* _EXERCISE PROMPT_
Set down each entry from the block beneath, exactly as written.

* _DATA TO USE_

****

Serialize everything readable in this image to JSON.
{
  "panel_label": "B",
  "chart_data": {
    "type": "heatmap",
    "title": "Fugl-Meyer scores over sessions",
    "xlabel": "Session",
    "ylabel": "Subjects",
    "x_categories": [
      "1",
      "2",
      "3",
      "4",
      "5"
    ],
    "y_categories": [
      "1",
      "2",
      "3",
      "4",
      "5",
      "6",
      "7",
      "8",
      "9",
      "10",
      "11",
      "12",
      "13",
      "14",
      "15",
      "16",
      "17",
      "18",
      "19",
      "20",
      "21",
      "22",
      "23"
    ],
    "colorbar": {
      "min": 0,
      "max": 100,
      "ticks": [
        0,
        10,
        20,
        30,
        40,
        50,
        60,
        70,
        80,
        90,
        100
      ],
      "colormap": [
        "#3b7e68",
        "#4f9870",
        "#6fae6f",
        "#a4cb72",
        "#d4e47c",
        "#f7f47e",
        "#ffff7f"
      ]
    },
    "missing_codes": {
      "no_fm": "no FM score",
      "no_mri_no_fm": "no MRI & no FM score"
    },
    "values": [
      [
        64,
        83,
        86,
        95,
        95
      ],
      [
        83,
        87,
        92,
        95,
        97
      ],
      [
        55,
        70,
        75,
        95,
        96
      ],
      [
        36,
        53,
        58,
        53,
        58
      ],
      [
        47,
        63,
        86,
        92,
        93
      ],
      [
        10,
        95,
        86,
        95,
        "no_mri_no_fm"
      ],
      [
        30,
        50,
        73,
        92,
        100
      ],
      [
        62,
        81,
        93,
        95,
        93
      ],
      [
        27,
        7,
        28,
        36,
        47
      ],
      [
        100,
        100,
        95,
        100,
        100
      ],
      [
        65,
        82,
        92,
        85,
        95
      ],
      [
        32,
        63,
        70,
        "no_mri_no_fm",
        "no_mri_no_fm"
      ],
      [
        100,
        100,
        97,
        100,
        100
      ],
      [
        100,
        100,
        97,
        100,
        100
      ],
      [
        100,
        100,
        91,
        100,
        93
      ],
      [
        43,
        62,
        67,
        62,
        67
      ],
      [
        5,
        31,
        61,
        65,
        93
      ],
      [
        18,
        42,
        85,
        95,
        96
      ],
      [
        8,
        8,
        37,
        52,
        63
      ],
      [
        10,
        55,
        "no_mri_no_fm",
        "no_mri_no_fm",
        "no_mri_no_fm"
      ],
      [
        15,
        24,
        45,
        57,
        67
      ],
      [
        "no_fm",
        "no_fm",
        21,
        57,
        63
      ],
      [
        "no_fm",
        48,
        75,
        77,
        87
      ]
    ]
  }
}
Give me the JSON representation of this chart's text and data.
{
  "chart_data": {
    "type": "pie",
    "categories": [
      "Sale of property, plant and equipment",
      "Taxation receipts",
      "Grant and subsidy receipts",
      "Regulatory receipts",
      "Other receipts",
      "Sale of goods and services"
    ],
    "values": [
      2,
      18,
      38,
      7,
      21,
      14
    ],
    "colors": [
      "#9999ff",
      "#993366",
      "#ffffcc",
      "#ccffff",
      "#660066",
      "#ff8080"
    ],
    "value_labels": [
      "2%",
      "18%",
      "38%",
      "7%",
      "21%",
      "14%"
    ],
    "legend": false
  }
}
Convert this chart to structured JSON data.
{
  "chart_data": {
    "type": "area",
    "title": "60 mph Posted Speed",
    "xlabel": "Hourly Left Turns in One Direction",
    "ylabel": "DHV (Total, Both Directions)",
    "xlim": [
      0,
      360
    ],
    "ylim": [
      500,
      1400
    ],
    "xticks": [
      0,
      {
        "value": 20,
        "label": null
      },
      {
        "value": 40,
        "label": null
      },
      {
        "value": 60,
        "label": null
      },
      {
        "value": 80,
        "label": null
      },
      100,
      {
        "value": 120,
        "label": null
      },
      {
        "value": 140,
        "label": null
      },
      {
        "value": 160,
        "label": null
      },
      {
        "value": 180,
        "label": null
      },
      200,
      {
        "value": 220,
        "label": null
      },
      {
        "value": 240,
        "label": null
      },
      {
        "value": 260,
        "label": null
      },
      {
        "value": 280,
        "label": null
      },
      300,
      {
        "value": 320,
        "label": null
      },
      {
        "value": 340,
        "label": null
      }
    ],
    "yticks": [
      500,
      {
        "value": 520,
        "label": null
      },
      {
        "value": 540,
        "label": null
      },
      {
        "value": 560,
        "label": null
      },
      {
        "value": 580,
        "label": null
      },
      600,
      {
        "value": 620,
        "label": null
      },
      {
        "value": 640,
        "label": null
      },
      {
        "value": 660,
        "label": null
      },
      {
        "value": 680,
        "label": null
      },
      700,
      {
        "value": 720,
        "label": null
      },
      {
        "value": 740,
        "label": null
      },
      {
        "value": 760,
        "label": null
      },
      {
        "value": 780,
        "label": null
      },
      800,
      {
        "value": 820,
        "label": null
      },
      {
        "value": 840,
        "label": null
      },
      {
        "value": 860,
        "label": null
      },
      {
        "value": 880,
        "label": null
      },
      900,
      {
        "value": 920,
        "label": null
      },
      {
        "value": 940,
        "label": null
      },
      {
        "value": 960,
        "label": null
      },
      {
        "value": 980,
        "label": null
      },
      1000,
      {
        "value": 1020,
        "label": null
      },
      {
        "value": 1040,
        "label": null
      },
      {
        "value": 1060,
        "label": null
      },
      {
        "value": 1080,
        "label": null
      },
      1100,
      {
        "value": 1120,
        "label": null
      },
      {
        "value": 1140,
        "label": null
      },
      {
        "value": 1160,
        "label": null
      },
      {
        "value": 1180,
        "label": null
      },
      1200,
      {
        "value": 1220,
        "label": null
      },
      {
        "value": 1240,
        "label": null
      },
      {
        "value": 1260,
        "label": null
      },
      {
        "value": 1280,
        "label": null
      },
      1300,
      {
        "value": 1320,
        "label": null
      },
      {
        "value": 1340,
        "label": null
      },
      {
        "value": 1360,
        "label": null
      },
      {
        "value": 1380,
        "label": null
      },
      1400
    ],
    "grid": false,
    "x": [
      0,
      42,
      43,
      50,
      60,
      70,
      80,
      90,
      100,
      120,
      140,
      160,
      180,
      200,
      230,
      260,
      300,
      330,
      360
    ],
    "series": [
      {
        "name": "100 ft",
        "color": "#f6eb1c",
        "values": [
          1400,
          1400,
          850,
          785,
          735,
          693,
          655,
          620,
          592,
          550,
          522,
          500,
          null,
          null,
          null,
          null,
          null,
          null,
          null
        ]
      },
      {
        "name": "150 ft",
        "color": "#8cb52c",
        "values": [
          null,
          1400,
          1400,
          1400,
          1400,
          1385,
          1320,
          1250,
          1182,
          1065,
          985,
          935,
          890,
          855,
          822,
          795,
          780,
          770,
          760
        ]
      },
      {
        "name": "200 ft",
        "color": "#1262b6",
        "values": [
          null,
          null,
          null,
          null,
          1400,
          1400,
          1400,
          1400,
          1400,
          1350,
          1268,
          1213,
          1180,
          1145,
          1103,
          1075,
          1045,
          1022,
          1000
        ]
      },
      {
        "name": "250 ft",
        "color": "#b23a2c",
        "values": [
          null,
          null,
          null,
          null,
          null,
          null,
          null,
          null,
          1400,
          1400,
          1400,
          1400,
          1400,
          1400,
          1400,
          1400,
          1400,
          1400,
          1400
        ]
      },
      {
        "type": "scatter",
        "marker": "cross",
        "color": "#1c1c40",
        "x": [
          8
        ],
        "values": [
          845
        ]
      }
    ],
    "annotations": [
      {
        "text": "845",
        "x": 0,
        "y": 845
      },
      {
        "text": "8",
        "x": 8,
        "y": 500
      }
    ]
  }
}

****

* _CORRECT OUTPUT_
Serialize everything readable in this image to JSON.
{
  "panel_label": "B",
  "chart_data": {
    "type": "heatmap",
    "title": "Fugl-Meyer scores over sessions",
    "xlabel": "Session",
    "ylabel": "Subjects",
    "x_categories": [
      "1",
      "2",
      "3",
      "4",
      "5"
    ],
    "y_categories": [
      "1",
      "2",
      "3",
      "4",
      "5",
      "6",
      "7",
      "8",
      "9",
      "10",
      "11",
      "12",
      "13",
      "14",
      "15",
      "16",
      "17",
      "18",
      "19",
      "20",
      "21",
      "22",
      "23"
    ],
    "colorbar": {
      "min": 0,
      "max": 100,
      "ticks": [
        0,
        10,
        20,
        30,
        40,
        50,
        60,
        70,
        80,
        90,
        100
      ],
      "colormap": [
        "#3b7e68",
        "#4f9870",
        "#6fae6f",
        "#a4cb72",
        "#d4e47c",
        "#f7f47e",
        "#ffff7f"
      ]
    },
    "missing_codes": {
      "no_fm": "no FM score",
      "no_mri_no_fm": "no MRI & no FM score"
    },
    "values": [
      [
        64,
        83,
        86,
        95,
        95
      ],
      [
        83,
        87,
        92,
        95,
        97
      ],
      [
        55,
        70,
        75,
        95,
        96
      ],
      [
        36,
        53,
        58,
        53,
        58
      ],
      [
        47,
        63,
        86,
        92,
        93
      ],
      [
        10,
        95,
        86,
        95,
        "no_mri_no_fm"
      ],
      [
        30,
        50,
        73,
        92,
        100
      ],
      [
        62,
        81,
        93,
        95,
        93
      ],
      [
        27,
        7,
        28,
        36,
        47
      ],
      [
        100,
        100,
        95,
        100,
        100
      ],
      [
        65,
        82,
        92,
        85,
        95
      ],
      [
        32,
        63,
        70,
        "no_mri_no_fm",
        "no_mri_no_fm"
      ],
      [
        100,
        100,
        97,
        100,
        100
      ],
      [
        100,
        100,
        97,
        100,
        100
      ],
      [
        100,
        100,
        91,
        100,
        93
      ],
      [
        43,
        62,
        67,
        62,
        67
      ],
      [
        5,
        31,
        61,
        65,
        93
      ],
      [
        18,
        42,
        85,
        95,
        96
      ],
      [
        8,
        8,
        37,
        52,
        63
      ],
      [
        10,
        55,
        "no_mri_no_fm",
        "no_mri_no_fm",
        "no_mri_no_fm"
      ],
      [
        15,
        24,
        45,
        57,
        67
      ],
      [
        "no_fm",
        "no_fm",
        21,
        57,
        63
      ],
      [
        "no_fm",
        48,
        75,
        77,
        87
      ]
    ]
  }
}
Give me the JSON representation of this chart's text and data.
{
  "chart_data": {
    "type": "pie",
    "categories": [
      "Sale of property, plant and equipment",
      "Taxation receipts",
      "Grant and subsidy receipts",
      "Regulatory receipts",
      "Other receipts",
      "Sale of goods and services"
    ],
    "values": [
      2,
      18,
      38,
      7,
      21,
      14
    ],
    "colors": [
      "#9999ff",
      "#993366",
      "#ffffcc",
      "#ccffff",
      "#660066",
      "#ff8080"
    ],
    "value_labels": [
      "2%",
      "18%",
      "38%",
      "7%",
      "21%",
      "14%"
    ],
    "legend": false
  }
}
Convert this chart to structured JSON data.
{
  "chart_data": {
    "type": "area",
    "title": "60 mph Posted Speed",
    "xlabel": "Hourly Left Turns in One Direction",
    "ylabel": "DHV (Total, Both Directions)",
    "xlim": [
      0,
      360
    ],
    "ylim": [
      500,
      1400
    ],
    "xticks": [
      0,
      {
        "value": 20,
        "label": null
      },
      {
        "value": 40,
        "label": null
      },
      {
        "value": 60,
        "label": null
      },
      {
        "value": 80,
        "label": null
      },
      100,
      {
        "value": 120,
        "label": null
      },
      {
        "value": 140,
        "label": null
      },
      {
        "value": 160,
        "label": null
      },
      {
        "value": 180,
        "label": null
      },
      200,
      {
        "value": 220,
        "label": null
      },
      {
        "value": 240,
        "label": null
      },
      {
        "value": 260,
        "label": null
      },
      {
        "value": 280,
        "label": null
      },
      300,
      {
        "value": 320,
        "label": null
      },
      {
        "value": 340,
        "label": null
      }
    ],
    "yticks": [
      500,
      {
        "value": 520,
        "label": null
      },
      {
        "value": 540,
        "label": null
      },
      {
        "value": 560,
        "label": null
      },
      {
        "value": 580,
        "label": null
      },
      600,
      {
        "value": 620,
        "label": null
      },
      {
        "value": 640,
        "label": null
      },
      {
        "value": 660,
        "label": null
      },
      {
        "value": 680,
        "label": null
      },
      700,
      {
        "value": 720,
        "label": null
      },
      {
        "value": 740,
        "label": null
      },
      {
        "value": 760,
        "label": null
      },
      {
        "value": 780,
        "label": null
      },
      800,
      {
        "value": 820,
        "label": null
      },
      {
        "value": 840,
        "label": null
      },
      {
        "value": 860,
        "label": null
      },
      {
        "value": 880,
        "label": null
      },
      900,
      {
        "value": 920,
        "label": null
      },
      {
        "value": 940,
        "label": null
      },
      {
        "value": 960,
        "label": null
      },
      {
        "value": 980,
        "label": null
      },
      1000,
      {
        "value": 1020,
        "label": null
      },
      {
        "value": 1040,
        "label": null
      },
      {
        "value": 1060,
        "label": null
      },
      {
        "value": 1080,
        "label": null
      },
      1100,
      {
        "value": 1120,
        "label": null
      },
      {
        "value": 1140,
        "label": null
      },
      {
        "value": 1160,
        "label": null
      },
      {
        "value": 1180,
        "label": null
      },
      1200,
      {
        "value": 1220,
        "label": null
      },
      {
        "value": 1240,
        "label": null
      },
      {
        "value": 1260,
        "label": null
      },
      {
        "value": 1280,
        "label": null
      },
      1300,
      {
        "value": 1320,
        "label": null
      },
      {
        "value": 1340,
        "label": null
      },
      {
        "value": 1360,
        "label": null
      },
      {
        "value": 1380,
        "label": null
      },
      1400
    ],
    "grid": false,
    "x": [
      0,
      42,
      43,
      50,
      60,
      70,
      80,
      90,
      100,
      120,
      140,
      160,
      180,
      200,
      230,
      260,
      300,
      330,
      360
    ],
    "series": [
      {
        "name": "100 ft",
        "color": "#f6eb1c",
        "values": [
          1400,
          1400,
          850,
          785,
          735,
          693,
          655,
          620,
          592,
          550,
          522,
          500,
          null,
          null,
          null,
          null,
          null,
          null,
          null
        ]
      },
      {
        "name": "150 ft",
        "color": "#8cb52c",
        "values": [
          null,
          1400,
          1400,
          1400,
          1400,
          1385,
          1320,
          1250,
          1182,
          1065,
          985,
          935,
          890,
          855,
          822,
          795,
          780,
          770,
          760
        ]
      },
      {
        "name": "200 ft",
        "color": "#1262b6",
        "values": [
          null,
          null,
          null,
          null,
          1400,
          1400,
          1400,
          1400,
          1400,
          1350,
          1268,
          1213,
          1180,
          1145,
          1103,
          1075,
          1045,
          1022,
          1000
        ]
      },
      {
        "name": "250 ft",
        "color": "#b23a2c",
        "values": [
          null,
          null,
          null,
          null,
          null,
          null,
          null,
          null,
          1400,
          1400,
          1400,
          1400,
          1400,
          1400,
          1400,
          1400,
          1400,
          1400,
          1400
        ]
      },
      {
        "type": "scatter",
        "marker": "cross",
        "color": "#1c1c40",
        "x": [
          8
        ],
        "values": [
          845
        ]
      }
    ],
    "annotations": [
      {
        "text": "845",
        "x": 0,
        "y": 845
      },
      {
        "text": "8",
        "x": 8,
        "y": 500
      }
    ]
  }
}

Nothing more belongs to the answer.